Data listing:
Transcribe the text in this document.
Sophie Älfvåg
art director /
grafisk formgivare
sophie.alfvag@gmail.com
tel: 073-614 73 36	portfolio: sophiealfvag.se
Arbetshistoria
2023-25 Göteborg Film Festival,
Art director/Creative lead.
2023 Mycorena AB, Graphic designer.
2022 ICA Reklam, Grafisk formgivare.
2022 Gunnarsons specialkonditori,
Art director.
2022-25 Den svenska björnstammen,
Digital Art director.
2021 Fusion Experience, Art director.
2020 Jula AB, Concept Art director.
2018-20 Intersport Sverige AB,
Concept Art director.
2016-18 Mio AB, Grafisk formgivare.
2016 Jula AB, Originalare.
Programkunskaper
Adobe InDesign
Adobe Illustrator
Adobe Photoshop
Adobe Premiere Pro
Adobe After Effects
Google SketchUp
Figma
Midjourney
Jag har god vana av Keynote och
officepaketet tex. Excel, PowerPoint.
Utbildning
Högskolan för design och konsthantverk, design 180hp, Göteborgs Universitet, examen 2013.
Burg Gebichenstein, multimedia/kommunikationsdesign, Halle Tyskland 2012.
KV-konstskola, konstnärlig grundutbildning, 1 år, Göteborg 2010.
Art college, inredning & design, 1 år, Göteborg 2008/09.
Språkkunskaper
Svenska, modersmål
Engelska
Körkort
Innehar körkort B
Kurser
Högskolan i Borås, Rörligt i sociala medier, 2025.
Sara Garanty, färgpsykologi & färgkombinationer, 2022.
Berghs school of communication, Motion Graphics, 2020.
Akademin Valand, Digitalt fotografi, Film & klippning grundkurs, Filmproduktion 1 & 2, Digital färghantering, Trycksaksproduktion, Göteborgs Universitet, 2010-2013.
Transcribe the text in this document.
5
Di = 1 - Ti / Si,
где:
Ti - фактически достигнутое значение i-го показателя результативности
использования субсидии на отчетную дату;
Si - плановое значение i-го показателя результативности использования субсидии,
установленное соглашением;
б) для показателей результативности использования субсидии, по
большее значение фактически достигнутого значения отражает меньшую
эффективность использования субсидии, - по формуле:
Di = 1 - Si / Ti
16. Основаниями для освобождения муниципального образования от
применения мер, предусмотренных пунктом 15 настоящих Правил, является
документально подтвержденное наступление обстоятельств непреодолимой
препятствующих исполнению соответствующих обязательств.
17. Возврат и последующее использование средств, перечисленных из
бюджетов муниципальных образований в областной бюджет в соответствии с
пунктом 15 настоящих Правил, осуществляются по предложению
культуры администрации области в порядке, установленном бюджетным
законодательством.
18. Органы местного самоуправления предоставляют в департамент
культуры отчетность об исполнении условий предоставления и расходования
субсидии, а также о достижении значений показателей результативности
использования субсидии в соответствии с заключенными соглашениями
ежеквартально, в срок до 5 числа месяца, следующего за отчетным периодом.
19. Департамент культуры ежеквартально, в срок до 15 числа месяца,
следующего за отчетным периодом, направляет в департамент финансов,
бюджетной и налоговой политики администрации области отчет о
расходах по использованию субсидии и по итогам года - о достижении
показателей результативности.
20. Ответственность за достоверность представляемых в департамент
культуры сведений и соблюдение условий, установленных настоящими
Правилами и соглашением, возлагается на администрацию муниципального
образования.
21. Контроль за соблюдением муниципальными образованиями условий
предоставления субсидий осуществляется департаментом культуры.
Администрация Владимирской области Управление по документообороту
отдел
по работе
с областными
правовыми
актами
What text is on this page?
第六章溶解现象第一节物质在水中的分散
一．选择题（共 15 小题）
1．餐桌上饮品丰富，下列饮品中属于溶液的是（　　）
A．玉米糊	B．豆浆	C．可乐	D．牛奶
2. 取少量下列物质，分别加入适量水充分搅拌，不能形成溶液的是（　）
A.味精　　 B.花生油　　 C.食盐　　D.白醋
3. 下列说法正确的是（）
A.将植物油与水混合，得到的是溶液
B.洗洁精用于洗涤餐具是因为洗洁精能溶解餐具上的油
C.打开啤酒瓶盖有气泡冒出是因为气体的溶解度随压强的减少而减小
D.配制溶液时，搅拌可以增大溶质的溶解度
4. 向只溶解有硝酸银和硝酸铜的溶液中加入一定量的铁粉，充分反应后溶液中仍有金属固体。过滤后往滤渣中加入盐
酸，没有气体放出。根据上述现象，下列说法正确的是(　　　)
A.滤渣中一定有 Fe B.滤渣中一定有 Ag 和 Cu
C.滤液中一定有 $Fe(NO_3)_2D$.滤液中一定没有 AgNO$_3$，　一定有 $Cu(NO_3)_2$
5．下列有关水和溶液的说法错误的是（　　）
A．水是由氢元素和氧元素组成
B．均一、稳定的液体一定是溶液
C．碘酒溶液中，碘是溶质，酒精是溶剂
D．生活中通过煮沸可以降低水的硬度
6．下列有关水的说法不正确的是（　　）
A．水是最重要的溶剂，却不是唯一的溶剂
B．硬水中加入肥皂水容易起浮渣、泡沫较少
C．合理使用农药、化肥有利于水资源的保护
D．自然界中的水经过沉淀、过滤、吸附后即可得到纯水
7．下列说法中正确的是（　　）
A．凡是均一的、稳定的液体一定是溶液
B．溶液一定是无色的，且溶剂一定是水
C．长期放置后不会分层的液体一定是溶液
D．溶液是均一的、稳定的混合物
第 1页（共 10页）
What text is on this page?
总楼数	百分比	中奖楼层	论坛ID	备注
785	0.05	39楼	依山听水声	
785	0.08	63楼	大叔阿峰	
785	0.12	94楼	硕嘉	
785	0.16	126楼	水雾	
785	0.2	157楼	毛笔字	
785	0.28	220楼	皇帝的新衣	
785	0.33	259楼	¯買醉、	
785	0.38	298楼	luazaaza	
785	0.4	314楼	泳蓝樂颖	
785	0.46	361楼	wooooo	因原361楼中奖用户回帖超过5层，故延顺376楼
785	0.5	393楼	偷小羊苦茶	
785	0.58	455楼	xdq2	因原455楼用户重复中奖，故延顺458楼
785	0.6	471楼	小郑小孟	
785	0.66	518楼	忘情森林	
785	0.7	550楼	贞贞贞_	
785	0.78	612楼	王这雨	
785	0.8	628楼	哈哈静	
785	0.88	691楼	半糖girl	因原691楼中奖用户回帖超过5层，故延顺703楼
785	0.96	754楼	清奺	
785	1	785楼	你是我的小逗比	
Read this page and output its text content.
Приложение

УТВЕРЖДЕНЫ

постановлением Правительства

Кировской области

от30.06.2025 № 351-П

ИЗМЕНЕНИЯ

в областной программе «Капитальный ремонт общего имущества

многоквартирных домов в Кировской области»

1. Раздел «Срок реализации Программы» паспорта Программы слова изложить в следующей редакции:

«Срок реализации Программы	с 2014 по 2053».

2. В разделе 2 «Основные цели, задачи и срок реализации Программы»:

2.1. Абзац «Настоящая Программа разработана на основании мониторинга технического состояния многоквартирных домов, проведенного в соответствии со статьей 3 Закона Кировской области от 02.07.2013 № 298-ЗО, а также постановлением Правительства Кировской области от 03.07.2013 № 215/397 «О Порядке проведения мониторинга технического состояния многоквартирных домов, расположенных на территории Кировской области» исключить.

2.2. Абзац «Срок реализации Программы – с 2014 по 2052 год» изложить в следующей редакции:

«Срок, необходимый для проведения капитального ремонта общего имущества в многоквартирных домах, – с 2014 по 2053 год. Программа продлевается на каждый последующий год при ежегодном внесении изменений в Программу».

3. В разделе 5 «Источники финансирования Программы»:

» **WHAT NEEDS TO BE DONE**
The records above are to be copied in full, exactly as written.

» **COMPLETE RESPONSE**
Transcribe the text in this document.
Sophie Älfvåg
art director /
grafisk formgivare
sophie.alfvag@gmail.com
tel: 073-614 73 36	portfolio: sophiealfvag.se
Arbetshistoria
2023-25 Göteborg Film Festival,
Art director/Creative lead.
2023 Mycorena AB, Graphic designer.
2022 ICA Reklam, Grafisk formgivare.
2022 Gunnarsons specialkonditori,
Art director.
2022-25 Den svenska björnstammen,
Digital Art director.
2021 Fusion Experience, Art director.
2020 Jula AB, Concept Art director.
2018-20 Intersport Sverige AB,
Concept Art director.
2016-18 Mio AB, Grafisk formgivare.
2016 Jula AB, Originalare.
Programkunskaper
Adobe InDesign
Adobe Illustrator
Adobe Photoshop
Adobe Premiere Pro
Adobe After Effects
Google SketchUp
Figma
Midjourney
Jag har god vana av Keynote och
officepaketet tex. Excel, PowerPoint.
Utbildning
Högskolan för design och konsthantverk, design 180hp, Göteborgs Universitet, examen 2013.
Burg Gebichenstein, multimedia/kommunikationsdesign, Halle Tyskland 2012.
KV-konstskola, konstnärlig grundutbildning, 1 år, Göteborg 2010.
Art college, inredning & design, 1 år, Göteborg 2008/09.
Språkkunskaper
Svenska, modersmål
Engelska
Körkort
Innehar körkort B
Kurser
Högskolan i Borås, Rörligt i sociala medier, 2025.
Sara Garanty, färgpsykologi & färgkombinationer, 2022.
Berghs school of communication, Motion Graphics, 2020.
Akademin Valand, Digitalt fotografi, Film & klippning grundkurs, Filmproduktion 1 & 2, Digital färghantering, Trycksaksproduktion, Göteborgs Universitet, 2010-2013.
Transcribe the text in this document.
5
Di = 1 - Ti / Si,
где:
Ti - фактически достигнутое значение i-го показателя результативности
использования субсидии на отчетную дату;
Si - плановое значение i-го показателя результативности использования субсидии,
установленное соглашением;
б) для показателей результативности использования субсидии, по
большее значение фактически достигнутого значения отражает меньшую
эффективность использования субсидии, - по формуле:
Di = 1 - Si / Ti
16. Основаниями для освобождения муниципального образования от
применения мер, предусмотренных пунктом 15 настоящих Правил, является
документально подтвержденное наступление обстоятельств непреодолимой
препятствующих исполнению соответствующих обязательств.
17. Возврат и последующее использование средств, перечисленных из
бюджетов муниципальных образований в областной бюджет в соответствии с
пунктом 15 настоящих Правил, осуществляются по предложению
культуры администрации области в порядке, установленном бюджетным
законодательством.
18. Органы местного самоуправления предоставляют в департамент
культуры отчетность об исполнении условий предоставления и расходования
субсидии, а также о достижении значений показателей результативности
использования субсидии в соответствии с заключенными соглашениями
ежеквартально, в срок до 5 числа месяца, следующего за отчетным периодом.
19. Департамент культуры ежеквартально, в срок до 15 числа месяца,
следующего за отчетным периодом, направляет в департамент финансов,
бюджетной и налоговой политики администрации области отчет о
расходах по использованию субсидии и по итогам года - о достижении
показателей результативности.
20. Ответственность за достоверность представляемых в департамент
культуры сведений и соблюдение условий, установленных настоящими
Правилами и соглашением, возлагается на администрацию муниципального
образования.
21. Контроль за соблюдением муниципальными образованиями условий
предоставления субсидий осуществляется департаментом культуры.
Администрация Владимирской области Управление по документообороту
отдел
по работе
с областными
правовыми
актами
What text is on this page?
第六章溶解现象第一节物质在水中的分散
一．选择题（共 15 小题）
1．餐桌上饮品丰富，下列饮品中属于溶液的是（　　）
A．玉米糊	B．豆浆	C．可乐	D．牛奶
2. 取少量下列物质，分别加入适量水充分搅拌，不能形成溶液的是（　）
A.味精　　 B.花生油　　 C.食盐　　D.白醋
3. 下列说法正确的是（）
A.将植物油与水混合，得到的是溶液
B.洗洁精用于洗涤餐具是因为洗洁精能溶解餐具上的油
C.打开啤酒瓶盖有气泡冒出是因为气体的溶解度随压强的减少而减小
D.配制溶液时，搅拌可以增大溶质的溶解度
4. 向只溶解有硝酸银和硝酸铜的溶液中加入一定量的铁粉，充分反应后溶液中仍有金属固体。过滤后往滤渣中加入盐
酸，没有气体放出。根据上述现象，下列说法正确的是(　　　)
A.滤渣中一定有 Fe B.滤渣中一定有 Ag 和 Cu
C.滤液中一定有 $Fe(NO_3)_2D$.滤液中一定没有 AgNO$_3$，　一定有 $Cu(NO_3)_2$
5．下列有关水和溶液的说法错误的是（　　）
A．水是由氢元素和氧元素组成
B．均一、稳定的液体一定是溶液
C．碘酒溶液中，碘是溶质，酒精是溶剂
D．生活中通过煮沸可以降低水的硬度
6．下列有关水的说法不正确的是（　　）
A．水是最重要的溶剂，却不是唯一的溶剂
B．硬水中加入肥皂水容易起浮渣、泡沫较少
C．合理使用农药、化肥有利于水资源的保护
D．自然界中的水经过沉淀、过滤、吸附后即可得到纯水
7．下列说法中正确的是（　　）
A．凡是均一的、稳定的液体一定是溶液
B．溶液一定是无色的，且溶剂一定是水
C．长期放置后不会分层的液体一定是溶液
D．溶液是均一的、稳定的混合物
第 1页（共 10页）
What text is on this page?
总楼数	百分比	中奖楼层	论坛ID	备注
785	0.05	39楼	依山听水声	
785	0.08	63楼	大叔阿峰	
785	0.12	94楼	硕嘉	
785	0.16	126楼	水雾	
785	0.2	157楼	毛笔字	
785	0.28	220楼	皇帝的新衣	
785	0.33	259楼	¯買醉、	
785	0.38	298楼	luazaaza	
785	0.4	314楼	泳蓝樂颖	
785	0.46	361楼	wooooo	因原361楼中奖用户回帖超过5层，故延顺376楼
785	0.5	393楼	偷小羊苦茶	
785	0.58	455楼	xdq2	因原455楼用户重复中奖，故延顺458楼
785	0.6	471楼	小郑小孟	
785	0.66	518楼	忘情森林	
785	0.7	550楼	贞贞贞_	
785	0.78	612楼	王这雨	
785	0.8	628楼	哈哈静	
785	0.88	691楼	半糖girl	因原691楼中奖用户回帖超过5层，故延顺703楼
785	0.96	754楼	清奺	
785	1	785楼	你是我的小逗比	
Read this page and output its text content.
Приложение

УТВЕРЖДЕНЫ

постановлением Правительства

Кировской области

от30.06.2025 № 351-П

ИЗМЕНЕНИЯ

в областной программе «Капитальный ремонт общего имущества

многоквартирных домов в Кировской области»

1. Раздел «Срок реализации Программы» паспорта Программы слова изложить в следующей редакции:

«Срок реализации Программы	с 2014 по 2053».

2. В разделе 2 «Основные цели, задачи и срок реализации Программы»:

2.1. Абзац «Настоящая Программа разработана на основании мониторинга технического состояния многоквартирных домов, проведенного в соответствии со статьей 3 Закона Кировской области от 02.07.2013 № 298-ЗО, а также постановлением Правительства Кировской области от 03.07.2013 № 215/397 «О Порядке проведения мониторинга технического состояния многоквартирных домов, расположенных на территории Кировской области» исключить.

2.2. Абзац «Срок реализации Программы – с 2014 по 2052 год» изложить в следующей редакции:

«Срок, необходимый для проведения капитального ремонта общего имущества в многоквартирных домах, – с 2014 по 2053 год. Программа продлевается на каждый последующий год при ежегодном внесении изменений в Программу».

3. В разделе 5 «Источники финансирования Программы»:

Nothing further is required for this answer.